Given exercise: Return each entry exactly, with none missing.

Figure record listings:
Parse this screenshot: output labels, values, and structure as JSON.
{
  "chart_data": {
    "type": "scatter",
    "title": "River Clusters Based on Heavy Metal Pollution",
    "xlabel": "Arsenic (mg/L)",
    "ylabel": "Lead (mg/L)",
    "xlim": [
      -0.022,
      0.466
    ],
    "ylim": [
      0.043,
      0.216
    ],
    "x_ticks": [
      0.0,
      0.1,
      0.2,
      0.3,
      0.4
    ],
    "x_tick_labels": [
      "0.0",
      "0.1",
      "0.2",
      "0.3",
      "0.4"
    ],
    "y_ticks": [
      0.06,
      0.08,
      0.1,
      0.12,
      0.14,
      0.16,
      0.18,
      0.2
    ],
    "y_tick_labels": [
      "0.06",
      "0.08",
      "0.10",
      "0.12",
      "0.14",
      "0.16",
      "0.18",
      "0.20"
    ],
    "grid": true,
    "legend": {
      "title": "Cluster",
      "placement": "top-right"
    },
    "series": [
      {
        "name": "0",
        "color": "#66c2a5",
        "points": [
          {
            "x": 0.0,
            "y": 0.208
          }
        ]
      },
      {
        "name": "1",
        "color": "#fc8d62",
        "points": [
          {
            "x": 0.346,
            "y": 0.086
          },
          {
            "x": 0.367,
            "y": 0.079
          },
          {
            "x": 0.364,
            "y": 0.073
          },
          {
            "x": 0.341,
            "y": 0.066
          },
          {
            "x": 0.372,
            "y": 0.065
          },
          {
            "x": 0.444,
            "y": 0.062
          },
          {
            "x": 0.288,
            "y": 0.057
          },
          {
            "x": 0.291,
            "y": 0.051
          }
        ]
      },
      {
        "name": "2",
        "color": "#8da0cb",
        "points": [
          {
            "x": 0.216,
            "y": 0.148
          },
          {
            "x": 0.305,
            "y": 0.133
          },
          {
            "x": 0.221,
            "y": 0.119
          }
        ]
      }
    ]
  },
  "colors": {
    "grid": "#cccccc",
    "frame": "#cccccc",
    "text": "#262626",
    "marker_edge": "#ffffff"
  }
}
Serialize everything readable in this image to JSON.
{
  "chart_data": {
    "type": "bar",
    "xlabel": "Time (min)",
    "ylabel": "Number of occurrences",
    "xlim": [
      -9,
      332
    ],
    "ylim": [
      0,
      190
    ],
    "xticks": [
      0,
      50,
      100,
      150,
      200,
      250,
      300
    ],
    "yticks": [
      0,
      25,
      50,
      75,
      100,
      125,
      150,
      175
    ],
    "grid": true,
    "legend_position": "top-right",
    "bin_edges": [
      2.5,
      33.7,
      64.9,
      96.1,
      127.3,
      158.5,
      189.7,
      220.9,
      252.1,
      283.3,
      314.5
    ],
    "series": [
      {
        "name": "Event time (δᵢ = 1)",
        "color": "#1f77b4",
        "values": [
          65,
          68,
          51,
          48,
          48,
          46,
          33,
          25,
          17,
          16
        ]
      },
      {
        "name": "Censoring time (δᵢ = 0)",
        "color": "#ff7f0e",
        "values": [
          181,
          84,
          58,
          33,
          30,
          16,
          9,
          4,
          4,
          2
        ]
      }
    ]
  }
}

The reply:
Parse this screenshot: output labels, values, and structure as JSON.
{
  "chart_data": {
    "type": "scatter",
    "title": "River Clusters Based on Heavy Metal Pollution",
    "xlabel": "Arsenic (mg/L)",
    "ylabel": "Lead (mg/L)",
    "xlim": [
      -0.022,
      0.466
    ],
    "ylim": [
      0.043,
      0.216
    ],
    "x_ticks": [
      0.0,
      0.1,
      0.2,
      0.3,
      0.4
    ],
    "x_tick_labels": [
      "0.0",
      "0.1",
      "0.2",
      "0.3",
      "0.4"
    ],
    "y_ticks": [
      0.06,
      0.08,
      0.1,
      0.12,
      0.14,
      0.16,
      0.18,
      0.2
    ],
    "y_tick_labels": [
      "0.06",
      "0.08",
      "0.10",
      "0.12",
      "0.14",
      "0.16",
      "0.18",
      "0.20"
    ],
    "grid": true,
    "legend": {
      "title": "Cluster",
      "placement": "top-right"
    },
    "series": [
      {
        "name": "0",
        "color": "#66c2a5",
        "points": [
          {
            "x": 0.0,
            "y": 0.208
          }
        ]
      },
      {
        "name": "1",
        "color": "#fc8d62",
        "points": [
          {
            "x": 0.346,
            "y": 0.086
          },
          {
            "x": 0.367,
            "y": 0.079
          },
          {
            "x": 0.364,
            "y": 0.073
          },
          {
            "x": 0.341,
            "y": 0.066
          },
          {
            "x": 0.372,
            "y": 0.065
          },
          {
            "x": 0.444,
            "y": 0.062
          },
          {
            "x": 0.288,
            "y": 0.057
          },
          {
            "x": 0.291,
            "y": 0.051
          }
        ]
      },
      {
        "name": "2",
        "color": "#8da0cb",
        "points": [
          {
            "x": 0.216,
            "y": 0.148
          },
          {
            "x": 0.305,
            "y": 0.133
          },
          {
            "x": 0.221,
            "y": 0.119
          }
        ]
      }
    ]
  },
  "colors": {
    "grid": "#cccccc",
    "frame": "#cccccc",
    "text": "#262626",
    "marker_edge": "#ffffff"
  }
}
Serialize everything readable in this image to JSON.
{
  "chart_data": {
    "type": "bar",
    "xlabel": "Time (min)",
    "ylabel": "Number of occurrences",
    "xlim": [
      -9,
      332
    ],
    "ylim": [
      0,
      190
    ],
    "xticks": [
      0,
      50,
      100,
      150,
      200,
      250,
      300
    ],
    "yticks": [
      0,
      25,
      50,
      75,
      100,
      125,
      150,
      175
    ],
    "grid": true,
    "legend_position": "top-right",
    "bin_edges": [
      2.5,
      33.7,
      64.9,
      96.1,
      127.3,
      158.5,
      189.7,
      220.9,
      252.1,
      283.3,
      314.5
    ],
    "series": [
      {
        "name": "Event time (δᵢ = 1)",
        "color": "#1f77b4",
        "values": [
          65,
          68,
          51,
          48,
          48,
          46,
          33,
          25,
          17,
          16
        ]
      },
      {
        "name": "Censoring time (δᵢ = 0)",
        "color": "#ff7f0e",
        "values": [
          181,
          84,
          58,
          33,
          30,
          16,
          9,
          4,
          4,
          2
        ]
      }
    ]
  }
}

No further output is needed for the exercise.